**MATERIAL FOR THIS EXERCISE**

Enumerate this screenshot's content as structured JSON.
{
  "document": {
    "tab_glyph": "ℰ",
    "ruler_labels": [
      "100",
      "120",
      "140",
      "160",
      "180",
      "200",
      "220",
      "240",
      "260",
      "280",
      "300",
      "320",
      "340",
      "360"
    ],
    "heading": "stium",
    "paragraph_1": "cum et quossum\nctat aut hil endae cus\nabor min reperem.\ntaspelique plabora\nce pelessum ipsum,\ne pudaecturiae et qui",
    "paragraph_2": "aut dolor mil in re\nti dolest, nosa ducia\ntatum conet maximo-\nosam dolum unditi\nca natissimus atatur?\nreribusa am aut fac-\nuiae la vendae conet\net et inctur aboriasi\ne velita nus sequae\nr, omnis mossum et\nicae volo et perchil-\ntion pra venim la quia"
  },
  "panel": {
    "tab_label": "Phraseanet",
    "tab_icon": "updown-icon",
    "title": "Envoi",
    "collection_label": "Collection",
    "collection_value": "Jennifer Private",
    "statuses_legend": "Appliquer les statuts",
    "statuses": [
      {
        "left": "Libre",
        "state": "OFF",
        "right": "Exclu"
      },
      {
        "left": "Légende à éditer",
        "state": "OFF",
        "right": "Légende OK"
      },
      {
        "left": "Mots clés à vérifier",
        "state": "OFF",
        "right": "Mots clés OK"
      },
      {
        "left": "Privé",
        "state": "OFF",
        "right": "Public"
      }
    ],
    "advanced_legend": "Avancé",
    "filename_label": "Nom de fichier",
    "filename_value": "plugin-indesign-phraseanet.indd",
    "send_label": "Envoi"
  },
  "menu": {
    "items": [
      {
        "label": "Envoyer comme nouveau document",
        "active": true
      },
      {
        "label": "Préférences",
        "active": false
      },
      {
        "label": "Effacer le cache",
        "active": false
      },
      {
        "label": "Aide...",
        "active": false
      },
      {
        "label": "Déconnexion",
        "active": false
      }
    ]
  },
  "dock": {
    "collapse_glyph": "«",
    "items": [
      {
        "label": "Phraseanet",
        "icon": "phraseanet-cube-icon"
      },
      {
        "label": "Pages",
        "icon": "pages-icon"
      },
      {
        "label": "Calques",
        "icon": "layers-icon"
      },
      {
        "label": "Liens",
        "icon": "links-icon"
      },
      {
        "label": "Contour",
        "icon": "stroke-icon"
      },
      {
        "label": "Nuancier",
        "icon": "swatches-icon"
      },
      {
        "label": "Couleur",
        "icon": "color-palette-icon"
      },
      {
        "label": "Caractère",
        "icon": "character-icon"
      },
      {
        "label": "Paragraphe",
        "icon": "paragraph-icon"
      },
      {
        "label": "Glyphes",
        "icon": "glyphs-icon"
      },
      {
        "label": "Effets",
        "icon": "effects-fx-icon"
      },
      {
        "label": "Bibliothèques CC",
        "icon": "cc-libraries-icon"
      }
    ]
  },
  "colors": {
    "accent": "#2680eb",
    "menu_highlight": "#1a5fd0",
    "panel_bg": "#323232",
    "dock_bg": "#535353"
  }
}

**SET TASK**
From the preceding material, extract every line exactly.

**OUTPUT FOR THIS TASK**
Enumerate this screenshot's content as structured JSON.
{
  "document": {
    "tab_glyph": "ℰ",
    "ruler_labels": [
      "100",
      "120",
      "140",
      "160",
      "180",
      "200",
      "220",
      "240",
      "260",
      "280",
      "300",
      "320",
      "340",
      "360"
    ],
    "heading": "stium",
    "paragraph_1": "cum et quossum\nctat aut hil endae cus\nabor min reperem.\ntaspelique plabora\nce pelessum ipsum,\ne pudaecturiae et qui",
    "paragraph_2": "aut dolor mil in re\nti dolest, nosa ducia\ntatum conet maximo-\nosam dolum unditi\nca natissimus atatur?\nreribusa am aut fac-\nuiae la vendae conet\net et inctur aboriasi\ne velita nus sequae\nr, omnis mossum et\nicae volo et perchil-\ntion pra venim la quia"
  },
  "panel": {
    "tab_label": "Phraseanet",
    "tab_icon": "updown-icon",
    "title": "Envoi",
    "collection_label": "Collection",
    "collection_value": "Jennifer Private",
    "statuses_legend": "Appliquer les statuts",
    "statuses": [
      {
        "left": "Libre",
        "state": "OFF",
        "right": "Exclu"
      },
      {
        "left": "Légende à éditer",
        "state": "OFF",
        "right": "Légende OK"
      },
      {
        "left": "Mots clés à vérifier",
        "state": "OFF",
        "right": "Mots clés OK"
      },
      {
        "left": "Privé",
        "state": "OFF",
        "right": "Public"
      }
    ],
    "advanced_legend": "Avancé",
    "filename_label": "Nom de fichier",
    "filename_value": "plugin-indesign-phraseanet.indd",
    "send_label": "Envoi"
  },
  "menu": {
    "items": [
      {
        "label": "Envoyer comme nouveau document",
        "active": true
      },
      {
        "label": "Préférences",
        "active": false
      },
      {
        "label": "Effacer le cache",
        "active": false
      },
      {
        "label": "Aide...",
        "active": false
      },
      {
        "label": "Déconnexion",
        "active": false
      }
    ]
  },
  "dock": {
    "collapse_glyph": "«",
    "items": [
      {
        "label": "Phraseanet",
        "icon": "phraseanet-cube-icon"
      },
      {
        "label": "Pages",
        "icon": "pages-icon"
      },
      {
        "label": "Calques",
        "icon": "layers-icon"
      },
      {
        "label": "Liens",
        "icon": "links-icon"
      },
      {
        "label": "Contour",
        "icon": "stroke-icon"
      },
      {
        "label": "Nuancier",
        "icon": "swatches-icon"
      },
      {
        "label": "Couleur",
        "icon": "color-palette-icon"
      },
      {
        "label": "Caractère",
        "icon": "character-icon"
      },
      {
        "label": "Paragraphe",
        "icon": "paragraph-icon"
      },
      {
        "label": "Glyphes",
        "icon": "glyphs-icon"
      },
      {
        "label": "Effets",
        "icon": "effects-fx-icon"
      },
      {
        "label": "Bibliothèques CC",
        "icon": "cc-libraries-icon"
      }
    ]
  },
  "colors": {
    "accent": "#2680eb",
    "menu_highlight": "#1a5fd0",
    "panel_bg": "#323232",
    "dock_bg": "#535353"
  }
}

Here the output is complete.